-- start of DATA EXTRACT --
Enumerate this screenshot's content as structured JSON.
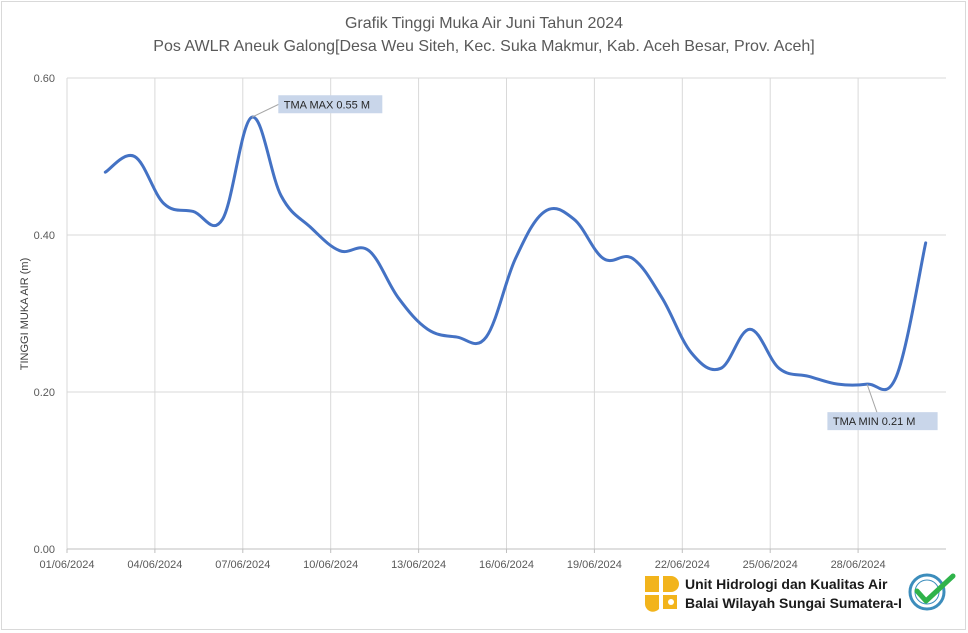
{
  "chart_data": {
    "type": "line",
    "title": "Grafik Tinggi Muka Air Juni Tahun 2024",
    "subtitle": "Pos AWLR Aneuk Galong[Desa Weu Siteh, Kec. Suka Makmur, Kab. Aceh Besar, Prov. Aceh]",
    "ylabel": "TINGGI MUKA AIR (m)",
    "xlabel": "",
    "ylim": [
      0,
      0.6
    ],
    "xlim": [
      "01/06/2024",
      "30/06/2024"
    ],
    "grid": true,
    "x_tick_labels": [
      "01/06/2024",
      "04/06/2024",
      "07/06/2024",
      "10/06/2024",
      "13/06/2024",
      "16/06/2024",
      "19/06/2024",
      "22/06/2024",
      "25/06/2024",
      "28/06/2024"
    ],
    "y_tick_labels": [
      "0.00",
      "0.20",
      "0.40",
      "0.60"
    ],
    "series": [
      {
        "color": "#4472c4",
        "x": [
          "02/06/2024",
          "03/06/2024",
          "04/06/2024",
          "05/06/2024",
          "06/06/2024",
          "07/06/2024",
          "08/06/2024",
          "09/06/2024",
          "10/06/2024",
          "11/06/2024",
          "12/06/2024",
          "13/06/2024",
          "14/06/2024",
          "15/06/2024",
          "16/06/2024",
          "17/06/2024",
          "18/06/2024",
          "19/06/2024",
          "20/06/2024",
          "21/06/2024",
          "22/06/2024",
          "23/06/2024",
          "24/06/2024",
          "25/06/2024",
          "26/06/2024",
          "27/06/2024",
          "28/06/2024",
          "29/06/2024",
          "30/06/2024"
        ],
        "values": [
          0.48,
          0.5,
          0.44,
          0.43,
          0.42,
          0.55,
          0.45,
          0.41,
          0.38,
          0.38,
          0.32,
          0.28,
          0.27,
          0.27,
          0.37,
          0.43,
          0.42,
          0.37,
          0.37,
          0.32,
          0.25,
          0.23,
          0.28,
          0.23,
          0.22,
          0.21,
          0.21,
          0.22,
          0.39
        ]
      }
    ],
    "annotations": [
      {
        "text": "TMA MAX  0.55 M",
        "x": "07/06/2024",
        "y": 0.55
      },
      {
        "text": "TMA MIN  0.21  M",
        "x": "28/06/2024",
        "y": 0.21
      }
    ]
  },
  "footer": {
    "line1": "Unit Hidrologi dan Kualitas Air",
    "line2": "Balai Wilayah Sungai Sumatera-I"
  },
  "logo_color": "#f2b41c",
  "badge_color": "#3c8dbc",
  "check_color": "#2fb34a"
}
-- end of DATA EXTRACT --
* _THE REQUEST_: Do not include images; quote all of the entries above exactly.

* _RESULT OF THE EXERCISE_:
Enumerate this screenshot's content as structured JSON.
{
  "chart_data": {
    "type": "line",
    "title": "Grafik Tinggi Muka Air Juni Tahun 2024",
    "subtitle": "Pos AWLR Aneuk Galong[Desa Weu Siteh, Kec. Suka Makmur, Kab. Aceh Besar, Prov. Aceh]",
    "ylabel": "TINGGI MUKA AIR (m)",
    "xlabel": "",
    "ylim": [
      0,
      0.6
    ],
    "xlim": [
      "01/06/2024",
      "30/06/2024"
    ],
    "grid": true,
    "x_tick_labels": [
      "01/06/2024",
      "04/06/2024",
      "07/06/2024",
      "10/06/2024",
      "13/06/2024",
      "16/06/2024",
      "19/06/2024",
      "22/06/2024",
      "25/06/2024",
      "28/06/2024"
    ],
    "y_tick_labels": [
      "0.00",
      "0.20",
      "0.40",
      "0.60"
    ],
    "series": [
      {
        "color": "#4472c4",
        "x": [
          "02/06/2024",
          "03/06/2024",
          "04/06/2024",
          "05/06/2024",
          "06/06/2024",
          "07/06/2024",
          "08/06/2024",
          "09/06/2024",
          "10/06/2024",
          "11/06/2024",
          "12/06/2024",
          "13/06/2024",
          "14/06/2024",
          "15/06/2024",
          "16/06/2024",
          "17/06/2024",
          "18/06/2024",
          "19/06/2024",
          "20/06/2024",
          "21/06/2024",
          "22/06/2024",
          "23/06/2024",
          "24/06/2024",
          "25/06/2024",
          "26/06/2024",
          "27/06/2024",
          "28/06/2024",
          "29/06/2024",
          "30/06/2024"
        ],
        "values": [
          0.48,
          0.5,
          0.44,
          0.43,
          0.42,
          0.55,
          0.45,
          0.41,
          0.38,
          0.38,
          0.32,
          0.28,
          0.27,
          0.27,
          0.37,
          0.43,
          0.42,
          0.37,
          0.37,
          0.32,
          0.25,
          0.23,
          0.28,
          0.23,
          0.22,
          0.21,
          0.21,
          0.22,
          0.39
        ]
      }
    ],
    "annotations": [
      {
        "text": "TMA MAX  0.55 M",
        "x": "07/06/2024",
        "y": 0.55
      },
      {
        "text": "TMA MIN  0.21  M",
        "x": "28/06/2024",
        "y": 0.21
      }
    ]
  },
  "footer": {
    "line1": "Unit Hidrologi dan Kualitas Air",
    "line2": "Balai Wilayah Sungai Sumatera-I"
  },
  "logo_color": "#f2b41c",
  "badge_color": "#3c8dbc",
  "check_color": "#2fb34a"
}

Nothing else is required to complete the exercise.